___ DATASET RECORDS ___
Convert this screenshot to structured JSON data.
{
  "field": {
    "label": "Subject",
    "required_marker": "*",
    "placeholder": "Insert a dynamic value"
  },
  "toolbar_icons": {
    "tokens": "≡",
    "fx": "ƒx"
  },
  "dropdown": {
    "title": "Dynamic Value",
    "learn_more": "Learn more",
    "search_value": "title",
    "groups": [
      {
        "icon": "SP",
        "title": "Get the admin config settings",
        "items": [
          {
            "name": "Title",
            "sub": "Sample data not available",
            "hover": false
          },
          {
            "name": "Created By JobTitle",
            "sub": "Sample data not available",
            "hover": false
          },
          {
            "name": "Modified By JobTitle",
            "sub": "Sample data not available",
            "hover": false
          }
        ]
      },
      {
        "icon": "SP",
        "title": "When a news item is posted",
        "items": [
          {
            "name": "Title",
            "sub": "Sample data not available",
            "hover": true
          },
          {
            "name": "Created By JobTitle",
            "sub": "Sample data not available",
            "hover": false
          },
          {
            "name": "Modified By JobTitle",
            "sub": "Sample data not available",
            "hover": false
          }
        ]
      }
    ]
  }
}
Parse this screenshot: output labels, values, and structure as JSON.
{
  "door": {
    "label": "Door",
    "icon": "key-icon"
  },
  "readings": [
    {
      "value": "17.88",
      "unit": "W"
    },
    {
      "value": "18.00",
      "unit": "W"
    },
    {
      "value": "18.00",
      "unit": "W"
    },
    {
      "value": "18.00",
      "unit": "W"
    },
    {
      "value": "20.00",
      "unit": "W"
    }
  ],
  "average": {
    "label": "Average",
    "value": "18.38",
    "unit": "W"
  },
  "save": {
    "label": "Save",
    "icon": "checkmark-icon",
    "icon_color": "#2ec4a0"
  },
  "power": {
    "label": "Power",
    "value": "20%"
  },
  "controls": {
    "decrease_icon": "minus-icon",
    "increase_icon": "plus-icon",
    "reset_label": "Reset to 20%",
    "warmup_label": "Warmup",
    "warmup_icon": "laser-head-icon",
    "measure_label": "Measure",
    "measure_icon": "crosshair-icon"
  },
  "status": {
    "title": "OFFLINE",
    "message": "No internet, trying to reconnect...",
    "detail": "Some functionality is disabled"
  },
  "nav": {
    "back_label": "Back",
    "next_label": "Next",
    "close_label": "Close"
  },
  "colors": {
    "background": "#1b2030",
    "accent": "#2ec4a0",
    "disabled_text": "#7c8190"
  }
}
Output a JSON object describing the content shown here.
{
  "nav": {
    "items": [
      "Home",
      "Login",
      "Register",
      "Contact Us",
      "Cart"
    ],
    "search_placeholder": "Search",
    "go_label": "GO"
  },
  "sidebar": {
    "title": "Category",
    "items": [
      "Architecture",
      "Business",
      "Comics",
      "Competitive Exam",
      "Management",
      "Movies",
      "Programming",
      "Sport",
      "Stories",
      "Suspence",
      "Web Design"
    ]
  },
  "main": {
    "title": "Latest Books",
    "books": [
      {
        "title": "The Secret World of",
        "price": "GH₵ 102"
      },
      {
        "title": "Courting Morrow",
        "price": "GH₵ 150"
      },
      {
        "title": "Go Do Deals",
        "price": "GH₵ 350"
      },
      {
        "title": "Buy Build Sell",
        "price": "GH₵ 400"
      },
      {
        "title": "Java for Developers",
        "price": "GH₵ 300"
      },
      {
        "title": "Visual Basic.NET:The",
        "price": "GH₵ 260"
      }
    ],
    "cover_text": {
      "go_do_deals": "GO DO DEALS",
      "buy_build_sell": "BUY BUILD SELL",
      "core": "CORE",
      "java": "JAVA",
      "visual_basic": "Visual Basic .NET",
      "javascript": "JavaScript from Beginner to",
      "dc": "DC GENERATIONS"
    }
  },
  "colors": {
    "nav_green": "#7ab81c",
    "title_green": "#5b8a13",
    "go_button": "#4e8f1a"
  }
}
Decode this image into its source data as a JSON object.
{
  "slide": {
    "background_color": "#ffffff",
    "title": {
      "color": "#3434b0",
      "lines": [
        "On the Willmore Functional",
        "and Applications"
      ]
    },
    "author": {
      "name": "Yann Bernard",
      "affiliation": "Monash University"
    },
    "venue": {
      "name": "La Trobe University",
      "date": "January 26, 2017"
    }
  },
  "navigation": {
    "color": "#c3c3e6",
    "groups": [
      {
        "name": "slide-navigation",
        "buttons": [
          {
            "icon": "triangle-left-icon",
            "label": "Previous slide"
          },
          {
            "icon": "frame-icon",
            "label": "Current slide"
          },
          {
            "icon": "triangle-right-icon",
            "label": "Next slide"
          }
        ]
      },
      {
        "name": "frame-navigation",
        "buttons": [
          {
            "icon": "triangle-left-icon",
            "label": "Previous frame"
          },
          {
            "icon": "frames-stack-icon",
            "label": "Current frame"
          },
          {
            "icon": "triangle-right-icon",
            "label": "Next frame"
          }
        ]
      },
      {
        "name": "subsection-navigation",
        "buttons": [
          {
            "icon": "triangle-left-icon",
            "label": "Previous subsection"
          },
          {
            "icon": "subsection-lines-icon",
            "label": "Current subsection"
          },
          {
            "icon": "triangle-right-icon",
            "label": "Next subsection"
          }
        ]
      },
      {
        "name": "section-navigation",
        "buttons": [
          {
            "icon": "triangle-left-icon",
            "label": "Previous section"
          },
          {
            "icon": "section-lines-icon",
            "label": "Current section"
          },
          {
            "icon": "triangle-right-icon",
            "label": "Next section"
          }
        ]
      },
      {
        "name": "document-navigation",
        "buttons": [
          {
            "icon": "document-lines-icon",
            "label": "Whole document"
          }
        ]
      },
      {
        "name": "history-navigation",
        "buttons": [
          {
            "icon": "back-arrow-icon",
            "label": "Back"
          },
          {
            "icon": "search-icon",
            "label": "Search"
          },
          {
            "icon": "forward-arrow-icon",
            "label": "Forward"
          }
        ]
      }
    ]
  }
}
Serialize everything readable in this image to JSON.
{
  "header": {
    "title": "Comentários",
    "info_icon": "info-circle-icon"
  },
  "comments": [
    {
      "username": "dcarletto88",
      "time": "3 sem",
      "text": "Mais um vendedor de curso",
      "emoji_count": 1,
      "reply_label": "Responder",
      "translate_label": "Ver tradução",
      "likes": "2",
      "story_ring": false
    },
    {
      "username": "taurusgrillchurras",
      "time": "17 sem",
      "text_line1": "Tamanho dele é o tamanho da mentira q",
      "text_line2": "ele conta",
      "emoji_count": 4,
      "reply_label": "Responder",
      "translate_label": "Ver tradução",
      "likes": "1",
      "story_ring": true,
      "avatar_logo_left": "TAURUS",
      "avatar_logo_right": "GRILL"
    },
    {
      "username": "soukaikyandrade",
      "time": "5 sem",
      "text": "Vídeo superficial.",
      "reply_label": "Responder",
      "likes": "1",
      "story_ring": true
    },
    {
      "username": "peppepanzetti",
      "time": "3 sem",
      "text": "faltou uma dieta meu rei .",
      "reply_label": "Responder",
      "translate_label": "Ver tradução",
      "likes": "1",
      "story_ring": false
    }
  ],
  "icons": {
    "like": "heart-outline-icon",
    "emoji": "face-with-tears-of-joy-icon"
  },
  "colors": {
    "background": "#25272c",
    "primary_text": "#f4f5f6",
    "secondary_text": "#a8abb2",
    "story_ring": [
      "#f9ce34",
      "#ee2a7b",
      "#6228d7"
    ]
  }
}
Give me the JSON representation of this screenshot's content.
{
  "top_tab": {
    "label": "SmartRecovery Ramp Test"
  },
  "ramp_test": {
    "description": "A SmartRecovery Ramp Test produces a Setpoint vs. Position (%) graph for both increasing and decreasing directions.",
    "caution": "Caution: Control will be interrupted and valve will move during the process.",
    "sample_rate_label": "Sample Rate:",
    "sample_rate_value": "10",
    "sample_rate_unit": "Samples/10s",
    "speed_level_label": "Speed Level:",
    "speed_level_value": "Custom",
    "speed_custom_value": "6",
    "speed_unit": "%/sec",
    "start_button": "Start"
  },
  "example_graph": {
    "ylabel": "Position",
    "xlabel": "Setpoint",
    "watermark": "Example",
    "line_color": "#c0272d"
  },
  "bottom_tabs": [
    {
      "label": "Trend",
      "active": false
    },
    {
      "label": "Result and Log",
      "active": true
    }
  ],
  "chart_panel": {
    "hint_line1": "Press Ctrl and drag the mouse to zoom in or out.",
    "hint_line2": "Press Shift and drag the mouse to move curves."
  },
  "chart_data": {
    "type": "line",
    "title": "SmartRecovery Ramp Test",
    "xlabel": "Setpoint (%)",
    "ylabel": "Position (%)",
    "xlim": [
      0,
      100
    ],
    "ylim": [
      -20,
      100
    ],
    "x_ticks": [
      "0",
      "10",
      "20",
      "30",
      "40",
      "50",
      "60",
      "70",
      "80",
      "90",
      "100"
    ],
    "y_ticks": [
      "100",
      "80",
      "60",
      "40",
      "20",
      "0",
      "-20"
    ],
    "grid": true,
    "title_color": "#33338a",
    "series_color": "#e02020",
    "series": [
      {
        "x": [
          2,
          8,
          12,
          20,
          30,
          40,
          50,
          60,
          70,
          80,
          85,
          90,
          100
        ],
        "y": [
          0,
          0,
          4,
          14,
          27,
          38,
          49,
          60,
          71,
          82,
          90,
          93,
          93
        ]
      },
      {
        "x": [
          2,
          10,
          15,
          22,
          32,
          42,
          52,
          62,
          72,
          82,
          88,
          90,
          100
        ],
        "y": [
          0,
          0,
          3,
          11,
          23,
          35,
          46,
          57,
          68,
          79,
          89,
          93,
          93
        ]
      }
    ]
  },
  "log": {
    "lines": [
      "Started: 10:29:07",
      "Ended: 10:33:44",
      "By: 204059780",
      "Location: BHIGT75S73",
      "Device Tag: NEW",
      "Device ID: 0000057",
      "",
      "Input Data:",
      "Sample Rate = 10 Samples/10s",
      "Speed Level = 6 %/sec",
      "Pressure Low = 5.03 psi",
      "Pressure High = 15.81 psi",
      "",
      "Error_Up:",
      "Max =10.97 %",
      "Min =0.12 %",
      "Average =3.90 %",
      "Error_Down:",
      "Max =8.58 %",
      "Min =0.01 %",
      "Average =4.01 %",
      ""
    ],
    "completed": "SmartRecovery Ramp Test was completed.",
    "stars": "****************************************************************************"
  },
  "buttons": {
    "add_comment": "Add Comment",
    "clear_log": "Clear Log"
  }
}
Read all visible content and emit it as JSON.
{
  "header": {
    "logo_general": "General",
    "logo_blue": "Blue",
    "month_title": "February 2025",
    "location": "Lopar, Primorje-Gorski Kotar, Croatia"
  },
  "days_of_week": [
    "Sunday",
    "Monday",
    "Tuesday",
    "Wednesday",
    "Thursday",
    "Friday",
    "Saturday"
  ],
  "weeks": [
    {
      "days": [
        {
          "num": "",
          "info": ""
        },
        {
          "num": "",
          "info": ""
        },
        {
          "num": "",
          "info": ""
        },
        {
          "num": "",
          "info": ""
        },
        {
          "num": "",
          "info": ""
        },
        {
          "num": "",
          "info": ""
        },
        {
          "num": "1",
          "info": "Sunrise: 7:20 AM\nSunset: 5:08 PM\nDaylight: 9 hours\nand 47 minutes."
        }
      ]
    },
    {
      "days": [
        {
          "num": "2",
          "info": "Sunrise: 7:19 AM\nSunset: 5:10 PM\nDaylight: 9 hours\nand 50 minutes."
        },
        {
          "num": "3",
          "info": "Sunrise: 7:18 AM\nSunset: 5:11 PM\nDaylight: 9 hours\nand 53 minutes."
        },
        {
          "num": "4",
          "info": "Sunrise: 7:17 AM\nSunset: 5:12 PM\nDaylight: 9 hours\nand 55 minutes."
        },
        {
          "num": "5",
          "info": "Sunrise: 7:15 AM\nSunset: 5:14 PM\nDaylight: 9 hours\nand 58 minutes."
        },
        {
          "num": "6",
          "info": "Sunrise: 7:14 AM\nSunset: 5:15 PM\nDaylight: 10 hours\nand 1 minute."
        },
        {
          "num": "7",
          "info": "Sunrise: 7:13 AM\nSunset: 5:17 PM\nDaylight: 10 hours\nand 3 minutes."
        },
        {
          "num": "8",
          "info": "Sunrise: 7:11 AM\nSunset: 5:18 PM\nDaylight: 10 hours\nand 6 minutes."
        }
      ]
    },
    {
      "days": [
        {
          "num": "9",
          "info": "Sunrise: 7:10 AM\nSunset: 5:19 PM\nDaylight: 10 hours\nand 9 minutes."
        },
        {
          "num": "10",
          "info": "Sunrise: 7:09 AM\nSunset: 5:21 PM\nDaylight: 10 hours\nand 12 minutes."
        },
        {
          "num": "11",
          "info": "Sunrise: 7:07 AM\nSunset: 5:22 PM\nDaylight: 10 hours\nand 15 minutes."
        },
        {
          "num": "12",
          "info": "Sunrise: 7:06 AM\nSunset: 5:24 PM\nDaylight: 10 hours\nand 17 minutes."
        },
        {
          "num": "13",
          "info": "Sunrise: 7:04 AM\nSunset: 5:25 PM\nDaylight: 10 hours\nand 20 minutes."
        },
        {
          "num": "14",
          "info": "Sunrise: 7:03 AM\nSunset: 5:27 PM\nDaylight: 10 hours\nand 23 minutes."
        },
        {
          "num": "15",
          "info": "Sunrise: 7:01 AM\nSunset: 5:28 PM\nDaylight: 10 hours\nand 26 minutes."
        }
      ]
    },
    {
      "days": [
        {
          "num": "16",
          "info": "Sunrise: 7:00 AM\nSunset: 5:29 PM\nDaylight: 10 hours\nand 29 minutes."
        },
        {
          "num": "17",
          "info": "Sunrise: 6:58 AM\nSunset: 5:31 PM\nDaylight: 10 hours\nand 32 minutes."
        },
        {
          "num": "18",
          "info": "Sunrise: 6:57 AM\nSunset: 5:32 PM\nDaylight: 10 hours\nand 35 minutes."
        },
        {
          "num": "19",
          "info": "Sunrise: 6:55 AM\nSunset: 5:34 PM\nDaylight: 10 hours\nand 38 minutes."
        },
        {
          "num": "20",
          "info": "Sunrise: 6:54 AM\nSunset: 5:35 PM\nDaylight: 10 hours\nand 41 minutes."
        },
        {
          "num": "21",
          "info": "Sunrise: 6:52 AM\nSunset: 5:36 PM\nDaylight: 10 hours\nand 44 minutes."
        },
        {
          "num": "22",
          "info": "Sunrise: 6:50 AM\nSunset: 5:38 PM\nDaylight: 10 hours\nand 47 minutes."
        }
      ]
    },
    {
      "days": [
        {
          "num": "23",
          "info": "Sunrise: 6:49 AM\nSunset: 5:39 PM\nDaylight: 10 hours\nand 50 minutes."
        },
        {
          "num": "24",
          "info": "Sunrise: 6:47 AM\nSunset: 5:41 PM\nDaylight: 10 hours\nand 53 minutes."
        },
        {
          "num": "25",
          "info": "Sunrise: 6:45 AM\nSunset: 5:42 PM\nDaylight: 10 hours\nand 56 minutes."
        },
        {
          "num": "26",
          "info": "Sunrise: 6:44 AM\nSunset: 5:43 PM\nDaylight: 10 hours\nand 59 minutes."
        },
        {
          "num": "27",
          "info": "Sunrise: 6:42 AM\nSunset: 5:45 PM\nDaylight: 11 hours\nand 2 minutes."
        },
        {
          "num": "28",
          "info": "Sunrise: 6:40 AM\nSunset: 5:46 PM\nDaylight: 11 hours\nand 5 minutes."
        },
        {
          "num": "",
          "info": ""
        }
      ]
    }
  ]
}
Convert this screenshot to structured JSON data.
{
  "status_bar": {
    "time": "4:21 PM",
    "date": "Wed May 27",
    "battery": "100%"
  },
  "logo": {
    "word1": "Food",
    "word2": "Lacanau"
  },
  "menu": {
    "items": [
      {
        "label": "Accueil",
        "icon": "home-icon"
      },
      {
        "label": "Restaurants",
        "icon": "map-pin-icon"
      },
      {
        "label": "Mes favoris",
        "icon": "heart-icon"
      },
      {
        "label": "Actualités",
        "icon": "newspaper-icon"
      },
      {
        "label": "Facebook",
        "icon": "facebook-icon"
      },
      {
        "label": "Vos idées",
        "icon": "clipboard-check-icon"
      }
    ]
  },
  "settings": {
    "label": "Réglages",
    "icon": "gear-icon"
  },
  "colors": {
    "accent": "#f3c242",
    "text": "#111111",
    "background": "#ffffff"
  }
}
___
- _BRIEF_: Of all the lines above, how many contain "slide"? Give the number and nothing more.

- _EXPECTED ANSWER_: 5